TASK STATEMENT –
Every entry below must appear again, exactly as written.

□ □ □ □

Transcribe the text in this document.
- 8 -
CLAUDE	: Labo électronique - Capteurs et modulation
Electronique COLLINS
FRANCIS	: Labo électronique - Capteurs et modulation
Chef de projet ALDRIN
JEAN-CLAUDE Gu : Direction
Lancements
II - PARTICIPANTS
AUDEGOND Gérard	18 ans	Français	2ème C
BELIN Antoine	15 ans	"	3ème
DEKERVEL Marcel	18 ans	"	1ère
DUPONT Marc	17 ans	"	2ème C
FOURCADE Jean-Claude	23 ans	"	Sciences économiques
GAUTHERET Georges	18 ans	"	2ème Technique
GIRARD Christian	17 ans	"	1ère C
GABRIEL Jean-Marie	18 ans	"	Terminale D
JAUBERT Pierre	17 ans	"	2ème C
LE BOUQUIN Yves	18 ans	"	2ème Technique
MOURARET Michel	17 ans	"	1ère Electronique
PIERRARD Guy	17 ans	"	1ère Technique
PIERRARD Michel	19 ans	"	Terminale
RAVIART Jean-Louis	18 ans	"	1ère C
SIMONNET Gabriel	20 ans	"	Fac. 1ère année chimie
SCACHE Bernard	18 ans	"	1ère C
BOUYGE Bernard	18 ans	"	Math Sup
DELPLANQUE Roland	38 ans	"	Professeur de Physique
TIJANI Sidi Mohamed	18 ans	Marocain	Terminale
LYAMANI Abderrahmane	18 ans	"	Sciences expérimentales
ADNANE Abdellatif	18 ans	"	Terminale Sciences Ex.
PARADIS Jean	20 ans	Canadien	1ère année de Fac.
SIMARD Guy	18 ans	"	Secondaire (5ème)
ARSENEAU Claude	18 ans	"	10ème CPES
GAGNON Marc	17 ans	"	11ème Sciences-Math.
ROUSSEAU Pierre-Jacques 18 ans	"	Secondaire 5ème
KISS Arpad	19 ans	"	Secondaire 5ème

□ □ □ □

ANSWER TO THE TASK –
Transcribe the text in this document.
- 8 -
CLAUDE	: Labo électronique - Capteurs et modulation
Electronique COLLINS
FRANCIS	: Labo électronique - Capteurs et modulation
Chef de projet ALDRIN
JEAN-CLAUDE Gu : Direction
Lancements
II - PARTICIPANTS
AUDEGOND Gérard	18 ans	Français	2ème C
BELIN Antoine	15 ans	"	3ème
DEKERVEL Marcel	18 ans	"	1ère
DUPONT Marc	17 ans	"	2ème C
FOURCADE Jean-Claude	23 ans	"	Sciences économiques
GAUTHERET Georges	18 ans	"	2ème Technique
GIRARD Christian	17 ans	"	1ère C
GABRIEL Jean-Marie	18 ans	"	Terminale D
JAUBERT Pierre	17 ans	"	2ème C
LE BOUQUIN Yves	18 ans	"	2ème Technique
MOURARET Michel	17 ans	"	1ère Electronique
PIERRARD Guy	17 ans	"	1ère Technique
PIERRARD Michel	19 ans	"	Terminale
RAVIART Jean-Louis	18 ans	"	1ère C
SIMONNET Gabriel	20 ans	"	Fac. 1ère année chimie
SCACHE Bernard	18 ans	"	1ère C
BOUYGE Bernard	18 ans	"	Math Sup
DELPLANQUE Roland	38 ans	"	Professeur de Physique
TIJANI Sidi Mohamed	18 ans	Marocain	Terminale
LYAMANI Abderrahmane	18 ans	"	Sciences expérimentales
ADNANE Abdellatif	18 ans	"	Terminale Sciences Ex.
PARADIS Jean	20 ans	Canadien	1ère année de Fac.
SIMARD Guy	18 ans	"	Secondaire (5ème)
ARSENEAU Claude	18 ans	"	10ème CPES
GAGNON Marc	17 ans	"	11ème Sciences-Math.
ROUSSEAU Pierre-Jacques 18 ans	"	Secondaire 5ème
KISS Arpad	19 ans	"	Secondaire 5ème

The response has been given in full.